Data shown:
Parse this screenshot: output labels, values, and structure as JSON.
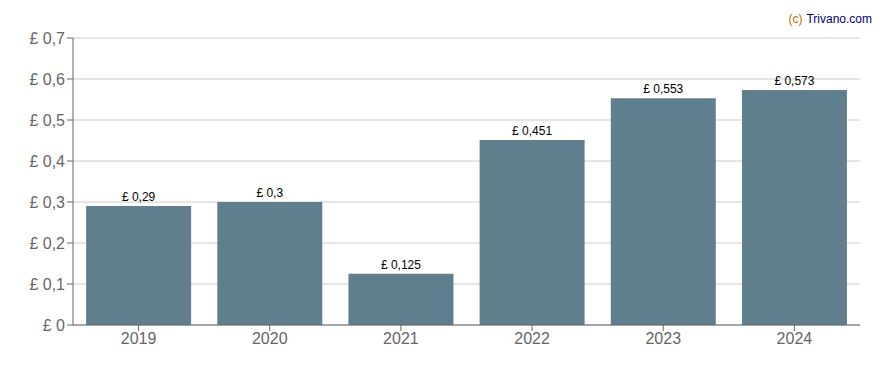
{
  "chart_data": {
    "type": "bar",
    "categories": [
      "2019",
      "2020",
      "2021",
      "2022",
      "2023",
      "2024"
    ],
    "values": [
      0.29,
      0.3,
      0.125,
      0.451,
      0.553,
      0.573
    ],
    "value_labels": [
      "£ 0,29",
      "£ 0,3",
      "£ 0,125",
      "£ 0,451",
      "£ 0,553",
      "£ 0,573"
    ],
    "data_labels": true,
    "color": "#5f7f8f",
    "ylim": [
      0,
      0.7
    ],
    "yticks": [
      {
        "value": 0,
        "label": "£ 0"
      },
      {
        "value": 0.1,
        "label": "£ 0,1"
      },
      {
        "value": 0.2,
        "label": "£ 0,2"
      },
      {
        "value": 0.3,
        "label": "£ 0,3"
      },
      {
        "value": 0.4,
        "label": "£ 0,4"
      },
      {
        "value": 0.5,
        "label": "£ 0,5"
      },
      {
        "value": 0.6,
        "label": "£ 0,6"
      },
      {
        "value": 0.7,
        "label": "£ 0,7"
      }
    ],
    "grid": true,
    "annotations": [
      {
        "text": "(c)",
        "color": "#cc6600"
      },
      {
        "text": "Trivano.com",
        "color": "#000080"
      }
    ]
  }
}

Directions: Write the entries above out in full, exactly, with no images.

Written response:
Parse this screenshot: output labels, values, and structure as JSON.
{
  "chart_data": {
    "type": "bar",
    "categories": [
      "2019",
      "2020",
      "2021",
      "2022",
      "2023",
      "2024"
    ],
    "values": [
      0.29,
      0.3,
      0.125,
      0.451,
      0.553,
      0.573
    ],
    "value_labels": [
      "£ 0,29",
      "£ 0,3",
      "£ 0,125",
      "£ 0,451",
      "£ 0,553",
      "£ 0,573"
    ],
    "data_labels": true,
    "color": "#5f7f8f",
    "ylim": [
      0,
      0.7
    ],
    "yticks": [
      {
        "value": 0,
        "label": "£ 0"
      },
      {
        "value": 0.1,
        "label": "£ 0,1"
      },
      {
        "value": 0.2,
        "label": "£ 0,2"
      },
      {
        "value": 0.3,
        "label": "£ 0,3"
      },
      {
        "value": 0.4,
        "label": "£ 0,4"
      },
      {
        "value": 0.5,
        "label": "£ 0,5"
      },
      {
        "value": 0.6,
        "label": "£ 0,6"
      },
      {
        "value": 0.7,
        "label": "£ 0,7"
      }
    ],
    "grid": true,
    "annotations": [
      {
        "text": "(c)",
        "color": "#cc6600"
      },
      {
        "text": "Trivano.com",
        "color": "#000080"
      }
    ]
  }
}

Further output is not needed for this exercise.